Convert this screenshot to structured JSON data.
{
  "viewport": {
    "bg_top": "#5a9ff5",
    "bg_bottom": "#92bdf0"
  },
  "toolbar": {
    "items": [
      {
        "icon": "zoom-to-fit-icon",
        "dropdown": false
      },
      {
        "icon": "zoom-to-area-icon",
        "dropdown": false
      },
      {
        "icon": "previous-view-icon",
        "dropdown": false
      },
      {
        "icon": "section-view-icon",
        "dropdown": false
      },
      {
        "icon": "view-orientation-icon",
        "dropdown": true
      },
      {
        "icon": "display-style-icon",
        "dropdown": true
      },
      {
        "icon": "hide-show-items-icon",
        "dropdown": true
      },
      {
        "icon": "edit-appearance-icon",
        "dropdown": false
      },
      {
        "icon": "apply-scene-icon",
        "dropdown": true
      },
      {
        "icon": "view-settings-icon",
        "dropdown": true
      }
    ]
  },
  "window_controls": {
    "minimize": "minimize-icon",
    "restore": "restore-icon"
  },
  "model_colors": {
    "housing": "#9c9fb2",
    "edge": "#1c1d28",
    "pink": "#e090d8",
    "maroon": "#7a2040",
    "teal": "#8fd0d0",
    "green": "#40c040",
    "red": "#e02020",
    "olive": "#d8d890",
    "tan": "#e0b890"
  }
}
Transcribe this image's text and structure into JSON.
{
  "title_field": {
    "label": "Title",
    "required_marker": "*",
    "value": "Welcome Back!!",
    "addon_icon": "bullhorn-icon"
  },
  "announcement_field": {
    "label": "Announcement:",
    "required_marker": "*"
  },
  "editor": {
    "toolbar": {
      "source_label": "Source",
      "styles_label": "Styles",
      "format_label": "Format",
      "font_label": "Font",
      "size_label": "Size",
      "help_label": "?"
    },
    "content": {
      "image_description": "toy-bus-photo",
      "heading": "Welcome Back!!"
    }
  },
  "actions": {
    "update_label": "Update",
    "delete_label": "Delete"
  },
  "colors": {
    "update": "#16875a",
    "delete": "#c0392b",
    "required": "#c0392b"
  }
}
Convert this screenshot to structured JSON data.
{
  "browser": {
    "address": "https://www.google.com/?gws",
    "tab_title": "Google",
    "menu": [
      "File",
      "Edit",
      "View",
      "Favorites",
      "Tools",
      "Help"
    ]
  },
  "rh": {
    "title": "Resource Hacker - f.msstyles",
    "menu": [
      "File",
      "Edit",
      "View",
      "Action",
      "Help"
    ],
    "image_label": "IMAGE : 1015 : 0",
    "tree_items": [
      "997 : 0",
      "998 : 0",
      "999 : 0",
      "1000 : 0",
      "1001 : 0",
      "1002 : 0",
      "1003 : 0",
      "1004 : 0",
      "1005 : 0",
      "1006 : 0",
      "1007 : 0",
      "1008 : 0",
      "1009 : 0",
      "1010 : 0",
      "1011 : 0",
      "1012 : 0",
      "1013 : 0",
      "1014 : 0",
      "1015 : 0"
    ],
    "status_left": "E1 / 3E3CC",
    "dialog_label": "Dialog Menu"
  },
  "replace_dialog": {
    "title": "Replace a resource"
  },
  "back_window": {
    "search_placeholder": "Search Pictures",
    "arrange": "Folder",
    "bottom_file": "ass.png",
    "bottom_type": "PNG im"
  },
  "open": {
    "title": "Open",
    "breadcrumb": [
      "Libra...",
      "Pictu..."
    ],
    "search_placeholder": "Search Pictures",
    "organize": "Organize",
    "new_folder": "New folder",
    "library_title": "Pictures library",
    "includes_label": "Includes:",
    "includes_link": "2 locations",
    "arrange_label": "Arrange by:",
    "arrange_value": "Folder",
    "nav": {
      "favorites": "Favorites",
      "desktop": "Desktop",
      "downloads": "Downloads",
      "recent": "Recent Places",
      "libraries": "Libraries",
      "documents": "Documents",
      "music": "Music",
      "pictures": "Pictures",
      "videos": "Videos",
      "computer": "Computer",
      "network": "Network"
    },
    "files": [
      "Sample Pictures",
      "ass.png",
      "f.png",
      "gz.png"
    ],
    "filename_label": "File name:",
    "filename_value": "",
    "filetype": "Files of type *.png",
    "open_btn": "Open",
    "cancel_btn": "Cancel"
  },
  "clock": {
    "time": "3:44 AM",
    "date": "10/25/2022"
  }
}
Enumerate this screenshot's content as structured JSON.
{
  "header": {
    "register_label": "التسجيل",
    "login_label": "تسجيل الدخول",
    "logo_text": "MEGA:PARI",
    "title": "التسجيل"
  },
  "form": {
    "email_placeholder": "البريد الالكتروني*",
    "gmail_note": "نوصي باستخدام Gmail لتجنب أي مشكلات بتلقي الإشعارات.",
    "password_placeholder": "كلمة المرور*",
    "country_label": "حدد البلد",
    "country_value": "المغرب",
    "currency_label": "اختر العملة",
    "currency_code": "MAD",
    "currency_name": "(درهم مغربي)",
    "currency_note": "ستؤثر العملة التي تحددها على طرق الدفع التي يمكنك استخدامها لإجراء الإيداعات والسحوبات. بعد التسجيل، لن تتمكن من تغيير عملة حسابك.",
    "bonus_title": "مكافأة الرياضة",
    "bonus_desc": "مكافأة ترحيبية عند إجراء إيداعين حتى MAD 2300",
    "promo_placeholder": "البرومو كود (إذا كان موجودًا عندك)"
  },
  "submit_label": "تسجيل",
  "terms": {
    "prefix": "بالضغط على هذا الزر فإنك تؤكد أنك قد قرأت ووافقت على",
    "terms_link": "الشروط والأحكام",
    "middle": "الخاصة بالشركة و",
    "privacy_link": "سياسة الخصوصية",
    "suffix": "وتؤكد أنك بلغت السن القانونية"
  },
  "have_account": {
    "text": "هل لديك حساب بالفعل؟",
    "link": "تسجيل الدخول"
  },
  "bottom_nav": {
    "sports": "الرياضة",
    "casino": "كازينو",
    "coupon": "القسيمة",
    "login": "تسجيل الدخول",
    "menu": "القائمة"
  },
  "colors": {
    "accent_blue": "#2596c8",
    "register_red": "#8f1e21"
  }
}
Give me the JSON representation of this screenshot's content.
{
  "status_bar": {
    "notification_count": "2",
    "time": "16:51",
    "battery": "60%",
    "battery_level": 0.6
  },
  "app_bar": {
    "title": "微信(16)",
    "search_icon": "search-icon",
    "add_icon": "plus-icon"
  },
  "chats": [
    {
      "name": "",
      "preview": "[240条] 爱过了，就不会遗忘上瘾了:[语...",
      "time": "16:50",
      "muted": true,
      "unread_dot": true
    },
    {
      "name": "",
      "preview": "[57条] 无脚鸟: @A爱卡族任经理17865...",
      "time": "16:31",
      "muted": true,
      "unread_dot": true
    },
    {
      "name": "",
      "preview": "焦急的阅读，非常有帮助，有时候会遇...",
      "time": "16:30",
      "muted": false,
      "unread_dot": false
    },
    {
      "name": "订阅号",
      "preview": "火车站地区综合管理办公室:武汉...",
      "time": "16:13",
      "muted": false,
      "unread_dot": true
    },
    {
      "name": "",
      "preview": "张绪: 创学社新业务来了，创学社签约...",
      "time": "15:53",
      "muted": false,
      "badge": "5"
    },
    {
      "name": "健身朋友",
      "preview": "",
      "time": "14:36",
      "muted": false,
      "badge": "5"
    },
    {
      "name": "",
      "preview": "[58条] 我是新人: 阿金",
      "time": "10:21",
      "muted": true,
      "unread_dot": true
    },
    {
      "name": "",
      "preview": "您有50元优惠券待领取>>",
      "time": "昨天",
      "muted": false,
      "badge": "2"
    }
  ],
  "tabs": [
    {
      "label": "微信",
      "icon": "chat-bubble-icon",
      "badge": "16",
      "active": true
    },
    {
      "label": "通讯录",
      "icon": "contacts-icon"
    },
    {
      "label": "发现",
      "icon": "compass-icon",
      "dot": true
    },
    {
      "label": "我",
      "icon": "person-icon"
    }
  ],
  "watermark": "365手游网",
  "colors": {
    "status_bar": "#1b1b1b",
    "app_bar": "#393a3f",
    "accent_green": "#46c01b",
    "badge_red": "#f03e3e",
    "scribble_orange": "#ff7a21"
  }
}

******************************

* _Your task_:
Extract from the material all lines containing the string "preview".

* _Final answer_:
      "preview": "[240条] 爱过了，就不会遗忘上瘾了:[语...",
      "preview": "[57条] 无脚鸟: @A爱卡族任经理17865...",
      "preview": "焦急的阅读，非常有帮助，有时候会遇...",
      "preview": "火车站地区综合管理办公室:武汉...",
      "preview": "张绪: 创学社新业务来了，创学社签约...",
      "preview": "",
      "preview": "[58条] 我是新人: 阿金",
      "preview": "您有50元优惠券待领取>>",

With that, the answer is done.